Please rename "pivot-marker" to "swing-marker" in the stretch of rows from the start through the line containing "candle-body <box>511 266 517 268</box>", and reproduce those lines with everything else left unchanged.

☆ ☆ ☆ ☆

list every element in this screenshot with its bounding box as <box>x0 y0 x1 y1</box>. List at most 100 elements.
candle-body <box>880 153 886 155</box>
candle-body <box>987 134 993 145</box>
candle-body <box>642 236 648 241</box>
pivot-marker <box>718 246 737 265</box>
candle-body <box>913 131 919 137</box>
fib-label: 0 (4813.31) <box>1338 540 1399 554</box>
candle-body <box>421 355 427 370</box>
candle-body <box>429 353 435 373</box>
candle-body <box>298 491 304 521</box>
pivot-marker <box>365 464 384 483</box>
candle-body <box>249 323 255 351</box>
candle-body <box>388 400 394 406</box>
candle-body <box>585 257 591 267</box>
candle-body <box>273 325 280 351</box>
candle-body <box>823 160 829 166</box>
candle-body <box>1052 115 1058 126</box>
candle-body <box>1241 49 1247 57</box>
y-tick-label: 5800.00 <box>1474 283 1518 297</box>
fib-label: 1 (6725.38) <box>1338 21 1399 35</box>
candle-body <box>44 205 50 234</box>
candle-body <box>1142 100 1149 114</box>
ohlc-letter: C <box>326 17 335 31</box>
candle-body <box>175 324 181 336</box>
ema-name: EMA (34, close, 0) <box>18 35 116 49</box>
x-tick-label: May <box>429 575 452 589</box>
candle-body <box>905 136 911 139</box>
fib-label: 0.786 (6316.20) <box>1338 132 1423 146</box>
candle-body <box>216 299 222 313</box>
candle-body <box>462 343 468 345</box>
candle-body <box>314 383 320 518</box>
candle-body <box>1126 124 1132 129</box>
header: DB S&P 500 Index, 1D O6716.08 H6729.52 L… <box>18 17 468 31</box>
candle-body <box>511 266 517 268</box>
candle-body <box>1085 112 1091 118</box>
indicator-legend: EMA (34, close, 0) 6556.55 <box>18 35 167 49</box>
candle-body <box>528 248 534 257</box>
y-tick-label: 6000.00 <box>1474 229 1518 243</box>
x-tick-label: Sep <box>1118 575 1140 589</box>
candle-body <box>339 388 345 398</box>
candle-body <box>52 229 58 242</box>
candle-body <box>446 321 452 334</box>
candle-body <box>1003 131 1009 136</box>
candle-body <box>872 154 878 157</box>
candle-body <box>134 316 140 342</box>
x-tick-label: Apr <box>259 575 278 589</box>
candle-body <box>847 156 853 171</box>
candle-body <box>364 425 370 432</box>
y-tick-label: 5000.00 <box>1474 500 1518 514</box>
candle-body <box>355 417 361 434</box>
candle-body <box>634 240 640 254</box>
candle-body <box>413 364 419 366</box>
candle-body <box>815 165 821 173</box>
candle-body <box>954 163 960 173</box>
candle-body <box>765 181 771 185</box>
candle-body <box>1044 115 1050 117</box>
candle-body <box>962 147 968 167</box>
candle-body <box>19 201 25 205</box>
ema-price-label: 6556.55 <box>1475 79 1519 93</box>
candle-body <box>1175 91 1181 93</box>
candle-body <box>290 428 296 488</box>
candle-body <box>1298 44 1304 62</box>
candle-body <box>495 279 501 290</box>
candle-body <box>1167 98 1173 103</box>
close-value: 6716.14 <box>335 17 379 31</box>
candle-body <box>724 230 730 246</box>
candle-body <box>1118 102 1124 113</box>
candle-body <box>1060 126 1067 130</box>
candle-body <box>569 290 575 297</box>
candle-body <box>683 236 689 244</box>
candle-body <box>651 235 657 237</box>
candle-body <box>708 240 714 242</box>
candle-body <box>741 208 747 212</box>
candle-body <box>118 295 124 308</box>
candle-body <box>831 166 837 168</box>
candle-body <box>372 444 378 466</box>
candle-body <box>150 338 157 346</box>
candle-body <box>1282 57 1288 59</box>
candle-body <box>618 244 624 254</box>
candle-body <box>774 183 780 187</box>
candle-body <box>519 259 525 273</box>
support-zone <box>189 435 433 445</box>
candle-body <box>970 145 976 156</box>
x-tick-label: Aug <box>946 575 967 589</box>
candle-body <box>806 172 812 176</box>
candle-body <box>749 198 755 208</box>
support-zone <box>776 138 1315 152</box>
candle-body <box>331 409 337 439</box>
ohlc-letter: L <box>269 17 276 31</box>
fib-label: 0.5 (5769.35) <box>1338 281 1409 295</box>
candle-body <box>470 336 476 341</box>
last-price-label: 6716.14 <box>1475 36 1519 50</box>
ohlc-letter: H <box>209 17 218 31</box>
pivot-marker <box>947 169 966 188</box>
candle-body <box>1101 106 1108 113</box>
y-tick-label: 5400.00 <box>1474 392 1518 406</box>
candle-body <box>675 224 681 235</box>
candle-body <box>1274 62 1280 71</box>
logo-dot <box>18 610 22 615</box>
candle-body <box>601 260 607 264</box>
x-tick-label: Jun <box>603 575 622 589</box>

☆ ☆ ☆ ☆

- [TASK SOLUTION]:
list every element in this screenshot with its bounding box as <box>x0 y0 x1 y1</box>. List at most 100 elements.
candle-body <box>880 153 886 155</box>
candle-body <box>987 134 993 145</box>
candle-body <box>642 236 648 241</box>
swing-marker <box>718 246 737 265</box>
candle-body <box>913 131 919 137</box>
fib-label: 0 (4813.31) <box>1338 540 1399 554</box>
candle-body <box>421 355 427 370</box>
candle-body <box>429 353 435 373</box>
candle-body <box>298 491 304 521</box>
swing-marker <box>365 464 384 483</box>
candle-body <box>249 323 255 351</box>
candle-body <box>388 400 394 406</box>
candle-body <box>585 257 591 267</box>
candle-body <box>273 325 280 351</box>
candle-body <box>823 160 829 166</box>
candle-body <box>1052 115 1058 126</box>
candle-body <box>1241 49 1247 57</box>
y-tick-label: 5800.00 <box>1474 283 1518 297</box>
fib-label: 1 (6725.38) <box>1338 21 1399 35</box>
candle-body <box>44 205 50 234</box>
candle-body <box>1142 100 1149 114</box>
ohlc-letter: C <box>326 17 335 31</box>
candle-body <box>175 324 181 336</box>
ema-name: EMA (34, close, 0) <box>18 35 116 49</box>
x-tick-label: May <box>429 575 452 589</box>
candle-body <box>905 136 911 139</box>
fib-label: 0.786 (6316.20) <box>1338 132 1423 146</box>
candle-body <box>216 299 222 313</box>
candle-body <box>462 343 468 345</box>
candle-body <box>314 383 320 518</box>
candle-body <box>1126 124 1132 129</box>
header: DB S&P 500 Index, 1D O6716.08 H6729.52 L… <box>18 17 468 31</box>
candle-body <box>511 266 517 268</box>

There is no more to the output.